** BEGIN Entries provided **

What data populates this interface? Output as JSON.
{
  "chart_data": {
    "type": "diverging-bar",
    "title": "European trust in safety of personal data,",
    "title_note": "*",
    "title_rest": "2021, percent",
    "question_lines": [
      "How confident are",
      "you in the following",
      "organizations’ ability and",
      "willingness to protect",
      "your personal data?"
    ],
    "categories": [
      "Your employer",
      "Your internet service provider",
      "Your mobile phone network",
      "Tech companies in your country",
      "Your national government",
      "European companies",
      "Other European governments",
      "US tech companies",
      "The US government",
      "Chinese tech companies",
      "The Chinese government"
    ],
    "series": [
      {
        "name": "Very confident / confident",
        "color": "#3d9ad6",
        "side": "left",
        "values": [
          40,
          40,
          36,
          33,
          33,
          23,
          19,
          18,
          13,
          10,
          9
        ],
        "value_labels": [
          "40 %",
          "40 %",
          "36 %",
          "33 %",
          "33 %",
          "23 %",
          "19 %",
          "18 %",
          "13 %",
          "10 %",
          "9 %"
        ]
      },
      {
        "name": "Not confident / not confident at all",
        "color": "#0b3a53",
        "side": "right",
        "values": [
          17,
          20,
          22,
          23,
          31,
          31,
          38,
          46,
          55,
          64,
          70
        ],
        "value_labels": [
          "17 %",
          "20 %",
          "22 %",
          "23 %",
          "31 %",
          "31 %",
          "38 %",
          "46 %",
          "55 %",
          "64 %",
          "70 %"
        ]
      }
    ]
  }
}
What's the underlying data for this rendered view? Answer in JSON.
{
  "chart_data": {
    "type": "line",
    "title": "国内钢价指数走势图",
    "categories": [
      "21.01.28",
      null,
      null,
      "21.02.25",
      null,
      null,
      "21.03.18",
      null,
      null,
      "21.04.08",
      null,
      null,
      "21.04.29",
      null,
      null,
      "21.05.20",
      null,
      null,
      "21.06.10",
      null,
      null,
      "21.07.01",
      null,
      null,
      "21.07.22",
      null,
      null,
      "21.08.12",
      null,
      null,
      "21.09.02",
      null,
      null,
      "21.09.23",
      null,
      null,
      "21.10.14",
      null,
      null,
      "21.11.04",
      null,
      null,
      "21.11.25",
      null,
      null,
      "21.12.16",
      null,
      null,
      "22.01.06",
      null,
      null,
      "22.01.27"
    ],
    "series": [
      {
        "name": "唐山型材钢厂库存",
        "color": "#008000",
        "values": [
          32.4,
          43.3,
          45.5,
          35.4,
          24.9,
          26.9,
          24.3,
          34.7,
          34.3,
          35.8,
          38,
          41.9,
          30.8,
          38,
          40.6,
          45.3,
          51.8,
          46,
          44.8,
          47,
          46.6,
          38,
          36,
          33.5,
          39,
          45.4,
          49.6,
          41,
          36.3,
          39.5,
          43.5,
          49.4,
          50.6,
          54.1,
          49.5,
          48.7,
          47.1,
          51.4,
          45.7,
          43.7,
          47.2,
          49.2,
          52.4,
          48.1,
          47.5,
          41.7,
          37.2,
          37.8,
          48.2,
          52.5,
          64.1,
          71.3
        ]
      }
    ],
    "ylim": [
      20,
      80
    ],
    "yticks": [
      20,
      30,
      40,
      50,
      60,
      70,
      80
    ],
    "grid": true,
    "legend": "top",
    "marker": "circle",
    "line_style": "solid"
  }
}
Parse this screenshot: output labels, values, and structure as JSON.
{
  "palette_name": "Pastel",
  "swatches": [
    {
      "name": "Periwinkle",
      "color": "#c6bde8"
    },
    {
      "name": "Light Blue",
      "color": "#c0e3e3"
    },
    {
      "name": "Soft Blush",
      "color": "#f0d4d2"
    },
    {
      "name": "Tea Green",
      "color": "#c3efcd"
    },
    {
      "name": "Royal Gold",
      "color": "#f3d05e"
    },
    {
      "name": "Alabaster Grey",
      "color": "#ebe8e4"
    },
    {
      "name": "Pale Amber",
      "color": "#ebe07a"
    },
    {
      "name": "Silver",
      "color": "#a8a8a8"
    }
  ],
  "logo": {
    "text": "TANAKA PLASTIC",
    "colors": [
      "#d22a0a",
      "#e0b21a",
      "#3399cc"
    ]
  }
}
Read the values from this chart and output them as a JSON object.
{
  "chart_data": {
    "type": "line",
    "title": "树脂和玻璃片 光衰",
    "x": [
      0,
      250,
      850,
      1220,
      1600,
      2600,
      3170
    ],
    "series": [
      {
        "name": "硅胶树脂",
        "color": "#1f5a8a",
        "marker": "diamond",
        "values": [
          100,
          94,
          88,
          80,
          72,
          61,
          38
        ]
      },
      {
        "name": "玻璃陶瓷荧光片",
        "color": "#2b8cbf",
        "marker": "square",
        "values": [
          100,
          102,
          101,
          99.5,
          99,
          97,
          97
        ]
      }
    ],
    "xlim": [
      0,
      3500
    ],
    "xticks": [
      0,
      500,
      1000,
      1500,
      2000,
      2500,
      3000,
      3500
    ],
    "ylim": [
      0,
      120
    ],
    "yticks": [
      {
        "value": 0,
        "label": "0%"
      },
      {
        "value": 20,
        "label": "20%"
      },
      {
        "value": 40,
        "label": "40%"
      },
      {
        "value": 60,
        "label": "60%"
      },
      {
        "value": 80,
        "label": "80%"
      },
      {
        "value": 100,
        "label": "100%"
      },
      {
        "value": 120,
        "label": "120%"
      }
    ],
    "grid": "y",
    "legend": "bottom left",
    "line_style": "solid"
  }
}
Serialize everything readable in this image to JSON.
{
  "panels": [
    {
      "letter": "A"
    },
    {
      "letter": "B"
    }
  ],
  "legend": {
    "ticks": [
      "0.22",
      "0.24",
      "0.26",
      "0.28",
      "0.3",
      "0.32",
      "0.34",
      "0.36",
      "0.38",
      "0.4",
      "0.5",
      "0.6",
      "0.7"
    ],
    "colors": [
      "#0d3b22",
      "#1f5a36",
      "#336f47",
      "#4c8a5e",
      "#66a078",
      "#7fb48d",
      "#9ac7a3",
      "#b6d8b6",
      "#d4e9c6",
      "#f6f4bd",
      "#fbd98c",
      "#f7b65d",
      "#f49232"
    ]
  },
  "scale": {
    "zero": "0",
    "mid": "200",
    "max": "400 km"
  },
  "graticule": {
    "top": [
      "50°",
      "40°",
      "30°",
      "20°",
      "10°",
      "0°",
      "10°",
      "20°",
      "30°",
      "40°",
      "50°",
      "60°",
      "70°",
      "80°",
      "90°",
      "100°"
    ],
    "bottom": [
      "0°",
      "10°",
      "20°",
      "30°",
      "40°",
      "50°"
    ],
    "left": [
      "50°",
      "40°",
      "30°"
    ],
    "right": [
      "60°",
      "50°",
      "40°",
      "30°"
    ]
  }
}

** END Entries provided **

Task to carry out -
Without leaving anything out, quote all the data.

Finished exercise -
What data populates this interface? Output as JSON.
{
  "chart_data": {
    "type": "diverging-bar",
    "title": "European trust in safety of personal data,",
    "title_note": "*",
    "title_rest": "2021, percent",
    "question_lines": [
      "How confident are",
      "you in the following",
      "organizations’ ability and",
      "willingness to protect",
      "your personal data?"
    ],
    "categories": [
      "Your employer",
      "Your internet service provider",
      "Your mobile phone network",
      "Tech companies in your country",
      "Your national government",
      "European companies",
      "Other European governments",
      "US tech companies",
      "The US government",
      "Chinese tech companies",
      "The Chinese government"
    ],
    "series": [
      {
        "name": "Very confident / confident",
        "color": "#3d9ad6",
        "side": "left",
        "values": [
          40,
          40,
          36,
          33,
          33,
          23,
          19,
          18,
          13,
          10,
          9
        ],
        "value_labels": [
          "40 %",
          "40 %",
          "36 %",
          "33 %",
          "33 %",
          "23 %",
          "19 %",
          "18 %",
          "13 %",
          "10 %",
          "9 %"
        ]
      },
      {
        "name": "Not confident / not confident at all",
        "color": "#0b3a53",
        "side": "right",
        "values": [
          17,
          20,
          22,
          23,
          31,
          31,
          38,
          46,
          55,
          64,
          70
        ],
        "value_labels": [
          "17 %",
          "20 %",
          "22 %",
          "23 %",
          "31 %",
          "31 %",
          "38 %",
          "46 %",
          "55 %",
          "64 %",
          "70 %"
        ]
      }
    ]
  }
}
What's the underlying data for this rendered view? Answer in JSON.
{
  "chart_data": {
    "type": "line",
    "title": "国内钢价指数走势图",
    "categories": [
      "21.01.28",
      null,
      null,
      "21.02.25",
      null,
      null,
      "21.03.18",
      null,
      null,
      "21.04.08",
      null,
      null,
      "21.04.29",
      null,
      null,
      "21.05.20",
      null,
      null,
      "21.06.10",
      null,
      null,
      "21.07.01",
      null,
      null,
      "21.07.22",
      null,
      null,
      "21.08.12",
      null,
      null,
      "21.09.02",
      null,
      null,
      "21.09.23",
      null,
      null,
      "21.10.14",
      null,
      null,
      "21.11.04",
      null,
      null,
      "21.11.25",
      null,
      null,
      "21.12.16",
      null,
      null,
      "22.01.06",
      null,
      null,
      "22.01.27"
    ],
    "series": [
      {
        "name": "唐山型材钢厂库存",
        "color": "#008000",
        "values": [
          32.4,
          43.3,
          45.5,
          35.4,
          24.9,
          26.9,
          24.3,
          34.7,
          34.3,
          35.8,
          38,
          41.9,
          30.8,
          38,
          40.6,
          45.3,
          51.8,
          46,
          44.8,
          47,
          46.6,
          38,
          36,
          33.5,
          39,
          45.4,
          49.6,
          41,
          36.3,
          39.5,
          43.5,
          49.4,
          50.6,
          54.1,
          49.5,
          48.7,
          47.1,
          51.4,
          45.7,
          43.7,
          47.2,
          49.2,
          52.4,
          48.1,
          47.5,
          41.7,
          37.2,
          37.8,
          48.2,
          52.5,
          64.1,
          71.3
        ]
      }
    ],
    "ylim": [
      20,
      80
    ],
    "yticks": [
      20,
      30,
      40,
      50,
      60,
      70,
      80
    ],
    "grid": true,
    "legend": "top",
    "marker": "circle",
    "line_style": "solid"
  }
}
Parse this screenshot: output labels, values, and structure as JSON.
{
  "palette_name": "Pastel",
  "swatches": [
    {
      "name": "Periwinkle",
      "color": "#c6bde8"
    },
    {
      "name": "Light Blue",
      "color": "#c0e3e3"
    },
    {
      "name": "Soft Blush",
      "color": "#f0d4d2"
    },
    {
      "name": "Tea Green",
      "color": "#c3efcd"
    },
    {
      "name": "Royal Gold",
      "color": "#f3d05e"
    },
    {
      "name": "Alabaster Grey",
      "color": "#ebe8e4"
    },
    {
      "name": "Pale Amber",
      "color": "#ebe07a"
    },
    {
      "name": "Silver",
      "color": "#a8a8a8"
    }
  ],
  "logo": {
    "text": "TANAKA PLASTIC",
    "colors": [
      "#d22a0a",
      "#e0b21a",
      "#3399cc"
    ]
  }
}
Read the values from this chart and output them as a JSON object.
{
  "chart_data": {
    "type": "line",
    "title": "树脂和玻璃片 光衰",
    "x": [
      0,
      250,
      850,
      1220,
      1600,
      2600,
      3170
    ],
    "series": [
      {
        "name": "硅胶树脂",
        "color": "#1f5a8a",
        "marker": "diamond",
        "values": [
          100,
          94,
          88,
          80,
          72,
          61,
          38
        ]
      },
      {
        "name": "玻璃陶瓷荧光片",
        "color": "#2b8cbf",
        "marker": "square",
        "values": [
          100,
          102,
          101,
          99.5,
          99,
          97,
          97
        ]
      }
    ],
    "xlim": [
      0,
      3500
    ],
    "xticks": [
      0,
      500,
      1000,
      1500,
      2000,
      2500,
      3000,
      3500
    ],
    "ylim": [
      0,
      120
    ],
    "yticks": [
      {
        "value": 0,
        "label": "0%"
      },
      {
        "value": 20,
        "label": "20%"
      },
      {
        "value": 40,
        "label": "40%"
      },
      {
        "value": 60,
        "label": "60%"
      },
      {
        "value": 80,
        "label": "80%"
      },
      {
        "value": 100,
        "label": "100%"
      },
      {
        "value": 120,
        "label": "120%"
      }
    ],
    "grid": "y",
    "legend": "bottom left",
    "line_style": "solid"
  }
}
Serialize everything readable in this image to JSON.
{
  "panels": [
    {
      "letter": "A"
    },
    {
      "letter": "B"
    }
  ],
  "legend": {
    "ticks": [
      "0.22",
      "0.24",
      "0.26",
      "0.28",
      "0.3",
      "0.32",
      "0.34",
      "0.36",
      "0.38",
      "0.4",
      "0.5",
      "0.6",
      "0.7"
    ],
    "colors": [
      "#0d3b22",
      "#1f5a36",
      "#336f47",
      "#4c8a5e",
      "#66a078",
      "#7fb48d",
      "#9ac7a3",
      "#b6d8b6",
      "#d4e9c6",
      "#f6f4bd",
      "#fbd98c",
      "#f7b65d",
      "#f49232"
    ]
  },
  "scale": {
    "zero": "0",
    "mid": "200",
    "max": "400 km"
  },
  "graticule": {
    "top": [
      "50°",
      "40°",
      "30°",
      "20°",
      "10°",
      "0°",
      "10°",
      "20°",
      "30°",
      "40°",
      "50°",
      "60°",
      "70°",
      "80°",
      "90°",
      "100°"
    ],
    "bottom": [
      "0°",
      "10°",
      "20°",
      "30°",
      "40°",
      "50°"
    ],
    "left": [
      "50°",
      "40°",
      "30°"
    ],
    "right": [
      "60°",
      "50°",
      "40°",
      "30°"
    ]
  }
}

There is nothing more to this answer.